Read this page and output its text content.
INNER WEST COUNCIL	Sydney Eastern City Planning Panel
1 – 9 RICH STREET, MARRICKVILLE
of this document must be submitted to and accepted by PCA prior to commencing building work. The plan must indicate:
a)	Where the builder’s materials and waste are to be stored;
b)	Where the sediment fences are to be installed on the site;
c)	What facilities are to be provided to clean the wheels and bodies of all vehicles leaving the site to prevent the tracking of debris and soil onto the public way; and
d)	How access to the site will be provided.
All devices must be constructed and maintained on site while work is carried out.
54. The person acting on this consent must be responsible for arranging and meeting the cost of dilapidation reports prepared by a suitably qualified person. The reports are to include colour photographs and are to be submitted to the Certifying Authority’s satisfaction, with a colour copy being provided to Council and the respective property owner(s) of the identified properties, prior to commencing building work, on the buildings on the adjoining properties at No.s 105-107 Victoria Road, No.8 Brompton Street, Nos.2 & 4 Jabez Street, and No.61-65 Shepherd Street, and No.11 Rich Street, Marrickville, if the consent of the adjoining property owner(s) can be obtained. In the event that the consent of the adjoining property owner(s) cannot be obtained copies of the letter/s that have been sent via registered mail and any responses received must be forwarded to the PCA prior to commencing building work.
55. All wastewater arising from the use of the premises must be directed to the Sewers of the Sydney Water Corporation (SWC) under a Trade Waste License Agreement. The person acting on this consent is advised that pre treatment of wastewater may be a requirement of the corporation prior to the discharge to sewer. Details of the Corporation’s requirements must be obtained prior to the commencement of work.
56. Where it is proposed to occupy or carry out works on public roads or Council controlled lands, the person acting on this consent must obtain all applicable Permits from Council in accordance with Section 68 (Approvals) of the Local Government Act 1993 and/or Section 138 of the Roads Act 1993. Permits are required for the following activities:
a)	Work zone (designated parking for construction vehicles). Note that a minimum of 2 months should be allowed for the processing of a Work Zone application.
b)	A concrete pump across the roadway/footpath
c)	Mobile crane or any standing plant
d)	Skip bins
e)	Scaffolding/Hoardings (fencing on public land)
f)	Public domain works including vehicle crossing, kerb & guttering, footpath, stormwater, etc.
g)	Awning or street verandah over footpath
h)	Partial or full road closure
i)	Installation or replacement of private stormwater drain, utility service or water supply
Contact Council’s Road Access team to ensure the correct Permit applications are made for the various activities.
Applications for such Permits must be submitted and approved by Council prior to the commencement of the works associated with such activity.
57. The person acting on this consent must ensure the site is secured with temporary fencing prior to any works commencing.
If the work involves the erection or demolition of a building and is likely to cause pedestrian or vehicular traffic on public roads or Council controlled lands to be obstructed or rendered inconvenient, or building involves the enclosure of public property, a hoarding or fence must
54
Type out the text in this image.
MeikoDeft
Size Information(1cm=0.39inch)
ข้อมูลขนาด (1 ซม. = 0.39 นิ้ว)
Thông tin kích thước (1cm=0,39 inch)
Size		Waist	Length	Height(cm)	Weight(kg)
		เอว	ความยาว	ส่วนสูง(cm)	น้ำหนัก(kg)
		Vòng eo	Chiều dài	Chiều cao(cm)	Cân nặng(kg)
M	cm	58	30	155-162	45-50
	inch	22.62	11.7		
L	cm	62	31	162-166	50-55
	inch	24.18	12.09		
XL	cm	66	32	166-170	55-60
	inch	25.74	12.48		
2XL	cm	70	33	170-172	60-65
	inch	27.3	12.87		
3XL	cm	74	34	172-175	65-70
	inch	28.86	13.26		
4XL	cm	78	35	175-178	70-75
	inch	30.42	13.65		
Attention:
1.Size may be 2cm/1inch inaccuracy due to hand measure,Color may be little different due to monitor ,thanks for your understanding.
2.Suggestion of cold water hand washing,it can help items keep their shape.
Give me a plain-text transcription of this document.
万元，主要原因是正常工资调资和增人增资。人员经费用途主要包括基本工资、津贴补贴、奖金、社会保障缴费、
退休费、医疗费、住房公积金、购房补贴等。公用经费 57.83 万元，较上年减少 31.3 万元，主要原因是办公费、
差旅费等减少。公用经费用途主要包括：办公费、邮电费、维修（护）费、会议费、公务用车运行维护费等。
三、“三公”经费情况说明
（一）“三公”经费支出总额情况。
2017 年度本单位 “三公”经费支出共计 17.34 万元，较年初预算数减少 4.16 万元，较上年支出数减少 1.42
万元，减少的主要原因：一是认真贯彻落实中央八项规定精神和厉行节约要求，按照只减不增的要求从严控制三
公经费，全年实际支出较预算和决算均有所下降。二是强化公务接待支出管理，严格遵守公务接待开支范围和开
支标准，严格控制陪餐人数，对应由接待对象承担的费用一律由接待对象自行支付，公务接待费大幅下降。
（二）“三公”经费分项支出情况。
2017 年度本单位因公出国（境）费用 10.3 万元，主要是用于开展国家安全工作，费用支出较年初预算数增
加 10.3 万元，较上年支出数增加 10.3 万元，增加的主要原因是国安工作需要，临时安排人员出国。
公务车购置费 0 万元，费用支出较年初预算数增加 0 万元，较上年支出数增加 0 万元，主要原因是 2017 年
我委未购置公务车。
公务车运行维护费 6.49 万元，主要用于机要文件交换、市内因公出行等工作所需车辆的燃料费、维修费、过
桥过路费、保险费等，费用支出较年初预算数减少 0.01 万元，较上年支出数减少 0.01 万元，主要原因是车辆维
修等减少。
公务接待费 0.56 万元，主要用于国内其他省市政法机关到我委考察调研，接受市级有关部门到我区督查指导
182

###

Goal of the exercise:
Quote all the records. Keep every word exact.

Solution to this task:
Read this page and output its text content.
INNER WEST COUNCIL	Sydney Eastern City Planning Panel
1 – 9 RICH STREET, MARRICKVILLE
of this document must be submitted to and accepted by PCA prior to commencing building work. The plan must indicate:
a)	Where the builder’s materials and waste are to be stored;
b)	Where the sediment fences are to be installed on the site;
c)	What facilities are to be provided to clean the wheels and bodies of all vehicles leaving the site to prevent the tracking of debris and soil onto the public way; and
d)	How access to the site will be provided.
All devices must be constructed and maintained on site while work is carried out.
54. The person acting on this consent must be responsible for arranging and meeting the cost of dilapidation reports prepared by a suitably qualified person. The reports are to include colour photographs and are to be submitted to the Certifying Authority’s satisfaction, with a colour copy being provided to Council and the respective property owner(s) of the identified properties, prior to commencing building work, on the buildings on the adjoining properties at No.s 105-107 Victoria Road, No.8 Brompton Street, Nos.2 & 4 Jabez Street, and No.61-65 Shepherd Street, and No.11 Rich Street, Marrickville, if the consent of the adjoining property owner(s) can be obtained. In the event that the consent of the adjoining property owner(s) cannot be obtained copies of the letter/s that have been sent via registered mail and any responses received must be forwarded to the PCA prior to commencing building work.
55. All wastewater arising from the use of the premises must be directed to the Sewers of the Sydney Water Corporation (SWC) under a Trade Waste License Agreement. The person acting on this consent is advised that pre treatment of wastewater may be a requirement of the corporation prior to the discharge to sewer. Details of the Corporation’s requirements must be obtained prior to the commencement of work.
56. Where it is proposed to occupy or carry out works on public roads or Council controlled lands, the person acting on this consent must obtain all applicable Permits from Council in accordance with Section 68 (Approvals) of the Local Government Act 1993 and/or Section 138 of the Roads Act 1993. Permits are required for the following activities:
a)	Work zone (designated parking for construction vehicles). Note that a minimum of 2 months should be allowed for the processing of a Work Zone application.
b)	A concrete pump across the roadway/footpath
c)	Mobile crane or any standing plant
d)	Skip bins
e)	Scaffolding/Hoardings (fencing on public land)
f)	Public domain works including vehicle crossing, kerb & guttering, footpath, stormwater, etc.
g)	Awning or street verandah over footpath
h)	Partial or full road closure
i)	Installation or replacement of private stormwater drain, utility service or water supply
Contact Council’s Road Access team to ensure the correct Permit applications are made for the various activities.
Applications for such Permits must be submitted and approved by Council prior to the commencement of the works associated with such activity.
57. The person acting on this consent must ensure the site is secured with temporary fencing prior to any works commencing.
If the work involves the erection or demolition of a building and is likely to cause pedestrian or vehicular traffic on public roads or Council controlled lands to be obstructed or rendered inconvenient, or building involves the enclosure of public property, a hoarding or fence must
54
Type out the text in this image.
MeikoDeft
Size Information(1cm=0.39inch)
ข้อมูลขนาด (1 ซม. = 0.39 นิ้ว)
Thông tin kích thước (1cm=0,39 inch)
Size		Waist	Length	Height(cm)	Weight(kg)
		เอว	ความยาว	ส่วนสูง(cm)	น้ำหนัก(kg)
		Vòng eo	Chiều dài	Chiều cao(cm)	Cân nặng(kg)
M	cm	58	30	155-162	45-50
	inch	22.62	11.7		
L	cm	62	31	162-166	50-55
	inch	24.18	12.09		
XL	cm	66	32	166-170	55-60
	inch	25.74	12.48		
2XL	cm	70	33	170-172	60-65
	inch	27.3	12.87		
3XL	cm	74	34	172-175	65-70
	inch	28.86	13.26		
4XL	cm	78	35	175-178	70-75
	inch	30.42	13.65		
Attention:
1.Size may be 2cm/1inch inaccuracy due to hand measure,Color may be little different due to monitor ,thanks for your understanding.
2.Suggestion of cold water hand washing,it can help items keep their shape.
Give me a plain-text transcription of this document.
万元，主要原因是正常工资调资和增人增资。人员经费用途主要包括基本工资、津贴补贴、奖金、社会保障缴费、
退休费、医疗费、住房公积金、购房补贴等。公用经费 57.83 万元，较上年减少 31.3 万元，主要原因是办公费、
差旅费等减少。公用经费用途主要包括：办公费、邮电费、维修（护）费、会议费、公务用车运行维护费等。
三、“三公”经费情况说明
（一）“三公”经费支出总额情况。
2017 年度本单位 “三公”经费支出共计 17.34 万元，较年初预算数减少 4.16 万元，较上年支出数减少 1.42
万元，减少的主要原因：一是认真贯彻落实中央八项规定精神和厉行节约要求，按照只减不增的要求从严控制三
公经费，全年实际支出较预算和决算均有所下降。二是强化公务接待支出管理，严格遵守公务接待开支范围和开
支标准，严格控制陪餐人数，对应由接待对象承担的费用一律由接待对象自行支付，公务接待费大幅下降。
（二）“三公”经费分项支出情况。
2017 年度本单位因公出国（境）费用 10.3 万元，主要是用于开展国家安全工作，费用支出较年初预算数增
加 10.3 万元，较上年支出数增加 10.3 万元，增加的主要原因是国安工作需要，临时安排人员出国。
公务车购置费 0 万元，费用支出较年初预算数增加 0 万元，较上年支出数增加 0 万元，主要原因是 2017 年
我委未购置公务车。
公务车运行维护费 6.49 万元，主要用于机要文件交换、市内因公出行等工作所需车辆的燃料费、维修费、过
桥过路费、保险费等，费用支出较年初预算数减少 0.01 万元，较上年支出数减少 0.01 万元，主要原因是车辆维
修等减少。
公务接待费 0.56 万元，主要用于国内其他省市政法机关到我委考察调研，接受市级有关部门到我区督查指导
182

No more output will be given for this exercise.